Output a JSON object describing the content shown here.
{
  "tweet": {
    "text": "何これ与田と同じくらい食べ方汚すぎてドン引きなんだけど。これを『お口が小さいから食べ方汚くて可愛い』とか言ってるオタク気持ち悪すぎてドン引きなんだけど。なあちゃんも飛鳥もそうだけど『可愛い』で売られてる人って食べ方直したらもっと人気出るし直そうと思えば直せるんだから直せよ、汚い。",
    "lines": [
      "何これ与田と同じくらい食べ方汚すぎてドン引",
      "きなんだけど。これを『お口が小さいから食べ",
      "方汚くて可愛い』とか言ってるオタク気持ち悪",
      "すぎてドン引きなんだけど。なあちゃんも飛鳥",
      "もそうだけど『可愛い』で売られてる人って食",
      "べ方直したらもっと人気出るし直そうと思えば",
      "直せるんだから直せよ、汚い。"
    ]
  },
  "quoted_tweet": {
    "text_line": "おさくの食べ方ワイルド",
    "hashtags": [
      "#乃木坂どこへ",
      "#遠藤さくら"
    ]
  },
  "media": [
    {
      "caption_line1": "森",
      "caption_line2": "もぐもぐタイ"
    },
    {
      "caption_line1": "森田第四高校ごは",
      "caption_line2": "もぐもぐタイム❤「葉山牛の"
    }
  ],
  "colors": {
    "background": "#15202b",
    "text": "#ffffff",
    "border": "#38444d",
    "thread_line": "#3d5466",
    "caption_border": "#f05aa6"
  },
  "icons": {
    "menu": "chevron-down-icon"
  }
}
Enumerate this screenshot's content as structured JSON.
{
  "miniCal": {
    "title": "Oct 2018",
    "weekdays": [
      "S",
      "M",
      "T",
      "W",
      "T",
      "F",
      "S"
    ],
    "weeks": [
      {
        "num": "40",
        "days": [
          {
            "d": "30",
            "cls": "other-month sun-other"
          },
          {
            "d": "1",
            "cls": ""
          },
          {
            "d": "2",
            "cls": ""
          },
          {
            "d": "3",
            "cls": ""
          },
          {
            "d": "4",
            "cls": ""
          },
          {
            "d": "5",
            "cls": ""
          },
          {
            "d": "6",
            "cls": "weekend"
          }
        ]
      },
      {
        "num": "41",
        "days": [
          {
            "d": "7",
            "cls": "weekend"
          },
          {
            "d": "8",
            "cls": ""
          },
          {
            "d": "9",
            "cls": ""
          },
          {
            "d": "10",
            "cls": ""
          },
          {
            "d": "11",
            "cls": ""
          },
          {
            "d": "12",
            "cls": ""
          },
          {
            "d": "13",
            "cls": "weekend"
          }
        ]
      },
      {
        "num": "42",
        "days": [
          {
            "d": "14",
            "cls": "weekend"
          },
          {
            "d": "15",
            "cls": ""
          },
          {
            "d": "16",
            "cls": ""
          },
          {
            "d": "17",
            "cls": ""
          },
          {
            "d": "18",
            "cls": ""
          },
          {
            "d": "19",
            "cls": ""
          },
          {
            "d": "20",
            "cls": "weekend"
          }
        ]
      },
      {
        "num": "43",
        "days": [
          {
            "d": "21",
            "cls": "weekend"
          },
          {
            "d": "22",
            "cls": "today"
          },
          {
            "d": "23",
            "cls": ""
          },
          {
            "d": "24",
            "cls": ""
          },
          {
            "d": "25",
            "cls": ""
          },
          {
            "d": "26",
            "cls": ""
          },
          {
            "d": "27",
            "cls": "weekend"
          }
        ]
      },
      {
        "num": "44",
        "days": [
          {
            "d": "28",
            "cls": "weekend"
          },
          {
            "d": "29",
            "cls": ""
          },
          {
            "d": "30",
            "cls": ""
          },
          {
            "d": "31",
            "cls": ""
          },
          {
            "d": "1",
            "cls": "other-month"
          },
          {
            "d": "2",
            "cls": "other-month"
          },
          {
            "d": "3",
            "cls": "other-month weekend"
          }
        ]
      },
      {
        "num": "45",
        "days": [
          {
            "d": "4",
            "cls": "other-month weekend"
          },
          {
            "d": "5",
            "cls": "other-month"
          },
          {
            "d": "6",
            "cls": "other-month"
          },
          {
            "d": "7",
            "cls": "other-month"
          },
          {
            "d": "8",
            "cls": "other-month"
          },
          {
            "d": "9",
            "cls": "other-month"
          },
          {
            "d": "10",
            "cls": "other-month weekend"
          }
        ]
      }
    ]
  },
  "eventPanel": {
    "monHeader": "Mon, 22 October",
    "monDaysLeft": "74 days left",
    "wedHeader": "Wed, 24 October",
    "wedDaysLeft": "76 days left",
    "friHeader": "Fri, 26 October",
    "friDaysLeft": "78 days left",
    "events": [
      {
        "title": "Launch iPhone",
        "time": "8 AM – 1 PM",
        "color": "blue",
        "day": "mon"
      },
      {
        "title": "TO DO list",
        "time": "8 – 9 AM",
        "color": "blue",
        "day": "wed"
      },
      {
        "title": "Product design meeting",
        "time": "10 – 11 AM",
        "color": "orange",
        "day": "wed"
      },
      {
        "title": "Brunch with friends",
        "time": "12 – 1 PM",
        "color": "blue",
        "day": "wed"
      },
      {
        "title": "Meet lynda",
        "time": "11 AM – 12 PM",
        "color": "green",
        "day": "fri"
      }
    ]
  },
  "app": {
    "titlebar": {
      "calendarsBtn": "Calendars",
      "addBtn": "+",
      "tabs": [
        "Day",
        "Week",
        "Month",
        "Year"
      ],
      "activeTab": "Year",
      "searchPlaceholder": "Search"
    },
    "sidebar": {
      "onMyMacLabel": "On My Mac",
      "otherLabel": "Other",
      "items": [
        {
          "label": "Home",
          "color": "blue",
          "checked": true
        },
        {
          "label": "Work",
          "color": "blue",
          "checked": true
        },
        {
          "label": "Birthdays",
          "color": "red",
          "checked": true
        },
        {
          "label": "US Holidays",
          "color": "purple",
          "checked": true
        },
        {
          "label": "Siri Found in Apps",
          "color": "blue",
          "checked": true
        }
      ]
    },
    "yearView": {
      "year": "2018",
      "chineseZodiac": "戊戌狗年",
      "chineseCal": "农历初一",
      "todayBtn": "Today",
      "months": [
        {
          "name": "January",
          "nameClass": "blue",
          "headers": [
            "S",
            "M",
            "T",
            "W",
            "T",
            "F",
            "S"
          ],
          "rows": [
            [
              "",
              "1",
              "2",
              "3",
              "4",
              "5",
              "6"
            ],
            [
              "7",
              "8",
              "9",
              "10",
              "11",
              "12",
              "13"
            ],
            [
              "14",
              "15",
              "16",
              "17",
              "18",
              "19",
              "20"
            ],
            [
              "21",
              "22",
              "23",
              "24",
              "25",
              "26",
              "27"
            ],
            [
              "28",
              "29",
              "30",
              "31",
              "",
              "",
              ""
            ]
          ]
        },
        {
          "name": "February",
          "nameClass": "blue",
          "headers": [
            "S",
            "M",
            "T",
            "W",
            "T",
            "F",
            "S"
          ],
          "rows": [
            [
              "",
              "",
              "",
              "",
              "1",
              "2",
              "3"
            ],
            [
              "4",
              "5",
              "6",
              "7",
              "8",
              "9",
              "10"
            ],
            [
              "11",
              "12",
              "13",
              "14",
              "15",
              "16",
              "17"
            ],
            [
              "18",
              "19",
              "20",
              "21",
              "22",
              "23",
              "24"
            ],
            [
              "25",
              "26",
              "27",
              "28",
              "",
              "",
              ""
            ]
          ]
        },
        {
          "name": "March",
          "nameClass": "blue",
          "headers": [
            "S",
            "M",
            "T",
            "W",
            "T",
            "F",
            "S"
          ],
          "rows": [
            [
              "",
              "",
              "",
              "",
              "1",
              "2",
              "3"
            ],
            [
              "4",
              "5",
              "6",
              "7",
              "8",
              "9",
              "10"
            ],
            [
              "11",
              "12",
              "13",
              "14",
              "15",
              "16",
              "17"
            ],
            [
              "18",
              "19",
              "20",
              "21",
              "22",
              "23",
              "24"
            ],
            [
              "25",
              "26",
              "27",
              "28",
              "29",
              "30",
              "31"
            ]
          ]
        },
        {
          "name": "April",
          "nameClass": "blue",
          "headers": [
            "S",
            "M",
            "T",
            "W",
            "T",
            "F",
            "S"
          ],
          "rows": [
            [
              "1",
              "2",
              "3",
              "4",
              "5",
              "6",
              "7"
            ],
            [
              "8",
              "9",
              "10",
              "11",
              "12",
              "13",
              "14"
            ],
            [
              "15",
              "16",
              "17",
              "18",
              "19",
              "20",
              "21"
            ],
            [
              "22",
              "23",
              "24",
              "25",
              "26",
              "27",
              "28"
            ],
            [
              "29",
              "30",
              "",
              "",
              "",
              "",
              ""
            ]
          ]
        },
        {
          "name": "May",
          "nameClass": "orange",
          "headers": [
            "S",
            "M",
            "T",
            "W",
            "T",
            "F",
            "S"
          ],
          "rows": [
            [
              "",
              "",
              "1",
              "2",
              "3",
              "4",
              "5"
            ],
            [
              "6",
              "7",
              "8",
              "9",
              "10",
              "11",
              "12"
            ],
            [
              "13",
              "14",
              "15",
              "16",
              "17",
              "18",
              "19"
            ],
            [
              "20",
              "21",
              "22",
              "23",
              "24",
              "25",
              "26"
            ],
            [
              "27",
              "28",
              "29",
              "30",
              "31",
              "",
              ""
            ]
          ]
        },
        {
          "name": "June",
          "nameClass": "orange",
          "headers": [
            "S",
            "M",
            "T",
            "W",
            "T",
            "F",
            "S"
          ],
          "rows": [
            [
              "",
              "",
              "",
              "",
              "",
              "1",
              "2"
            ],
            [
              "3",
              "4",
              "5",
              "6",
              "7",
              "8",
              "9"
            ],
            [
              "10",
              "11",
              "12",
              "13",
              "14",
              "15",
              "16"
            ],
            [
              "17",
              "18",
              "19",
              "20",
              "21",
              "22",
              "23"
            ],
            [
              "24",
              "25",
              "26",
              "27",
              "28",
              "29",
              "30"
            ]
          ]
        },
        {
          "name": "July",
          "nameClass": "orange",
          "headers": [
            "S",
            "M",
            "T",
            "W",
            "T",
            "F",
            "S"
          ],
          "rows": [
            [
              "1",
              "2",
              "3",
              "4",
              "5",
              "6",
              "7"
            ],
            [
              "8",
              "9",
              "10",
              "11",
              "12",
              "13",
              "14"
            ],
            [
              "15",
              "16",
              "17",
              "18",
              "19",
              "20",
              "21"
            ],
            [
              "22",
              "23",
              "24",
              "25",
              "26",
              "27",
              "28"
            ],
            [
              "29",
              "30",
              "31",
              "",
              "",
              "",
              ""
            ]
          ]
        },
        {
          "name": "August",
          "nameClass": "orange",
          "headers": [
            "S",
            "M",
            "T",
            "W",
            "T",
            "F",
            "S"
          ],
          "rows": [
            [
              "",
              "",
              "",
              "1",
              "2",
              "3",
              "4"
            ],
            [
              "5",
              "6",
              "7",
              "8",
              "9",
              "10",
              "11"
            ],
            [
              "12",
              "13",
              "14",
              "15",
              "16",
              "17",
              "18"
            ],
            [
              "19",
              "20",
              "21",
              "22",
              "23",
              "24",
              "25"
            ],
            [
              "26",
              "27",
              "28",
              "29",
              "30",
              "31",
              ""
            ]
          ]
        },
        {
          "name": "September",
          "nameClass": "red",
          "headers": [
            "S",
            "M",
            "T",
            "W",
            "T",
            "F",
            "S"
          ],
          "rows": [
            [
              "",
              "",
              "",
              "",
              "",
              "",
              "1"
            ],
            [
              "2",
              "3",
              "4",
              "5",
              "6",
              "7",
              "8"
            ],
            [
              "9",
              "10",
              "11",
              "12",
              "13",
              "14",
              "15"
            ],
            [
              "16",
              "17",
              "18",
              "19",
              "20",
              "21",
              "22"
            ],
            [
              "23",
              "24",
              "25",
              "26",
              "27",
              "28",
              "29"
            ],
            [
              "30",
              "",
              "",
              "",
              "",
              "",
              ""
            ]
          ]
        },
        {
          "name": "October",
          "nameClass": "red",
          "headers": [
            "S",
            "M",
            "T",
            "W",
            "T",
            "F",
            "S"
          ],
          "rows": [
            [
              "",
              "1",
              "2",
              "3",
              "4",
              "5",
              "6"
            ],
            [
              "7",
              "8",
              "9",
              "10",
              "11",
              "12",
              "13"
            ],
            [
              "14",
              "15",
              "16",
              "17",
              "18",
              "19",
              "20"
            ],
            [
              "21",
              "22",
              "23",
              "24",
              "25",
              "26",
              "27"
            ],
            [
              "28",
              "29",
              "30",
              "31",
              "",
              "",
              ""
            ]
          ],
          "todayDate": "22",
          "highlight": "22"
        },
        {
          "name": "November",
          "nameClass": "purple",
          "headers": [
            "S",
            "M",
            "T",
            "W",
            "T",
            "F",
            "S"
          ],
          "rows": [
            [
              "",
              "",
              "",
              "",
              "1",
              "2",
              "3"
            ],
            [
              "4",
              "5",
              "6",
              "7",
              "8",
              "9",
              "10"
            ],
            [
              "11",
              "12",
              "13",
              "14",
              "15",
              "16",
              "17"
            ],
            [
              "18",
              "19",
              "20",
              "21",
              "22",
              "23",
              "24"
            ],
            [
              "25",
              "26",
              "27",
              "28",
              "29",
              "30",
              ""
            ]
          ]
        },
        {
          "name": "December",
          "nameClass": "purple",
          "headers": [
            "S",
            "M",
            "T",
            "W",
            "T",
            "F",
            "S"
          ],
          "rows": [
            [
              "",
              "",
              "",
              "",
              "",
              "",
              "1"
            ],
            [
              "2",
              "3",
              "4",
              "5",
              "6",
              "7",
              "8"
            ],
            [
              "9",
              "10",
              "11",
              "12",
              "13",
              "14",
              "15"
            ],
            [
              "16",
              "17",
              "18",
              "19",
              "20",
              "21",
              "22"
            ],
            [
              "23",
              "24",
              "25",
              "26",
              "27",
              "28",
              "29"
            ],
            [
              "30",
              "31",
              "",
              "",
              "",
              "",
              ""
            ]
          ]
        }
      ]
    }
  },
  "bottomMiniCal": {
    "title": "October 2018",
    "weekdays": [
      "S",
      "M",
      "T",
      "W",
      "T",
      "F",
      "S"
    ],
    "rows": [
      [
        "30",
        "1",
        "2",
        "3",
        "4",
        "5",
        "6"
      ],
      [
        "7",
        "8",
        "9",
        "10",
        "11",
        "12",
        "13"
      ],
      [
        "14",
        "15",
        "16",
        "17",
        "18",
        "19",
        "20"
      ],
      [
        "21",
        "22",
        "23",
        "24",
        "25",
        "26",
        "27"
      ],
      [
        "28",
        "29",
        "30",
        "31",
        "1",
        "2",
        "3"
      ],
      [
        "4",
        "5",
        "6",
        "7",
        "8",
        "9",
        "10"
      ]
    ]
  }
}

________________

DESCRIPTION OF THE TASK
Find the string "left" in the records, then copy each line where it occurs.

PROBLEM SOLUTION
    "monDaysLeft": "74 days left",
    "wedDaysLeft": "76 days left",
    "friDaysLeft": "78 days left",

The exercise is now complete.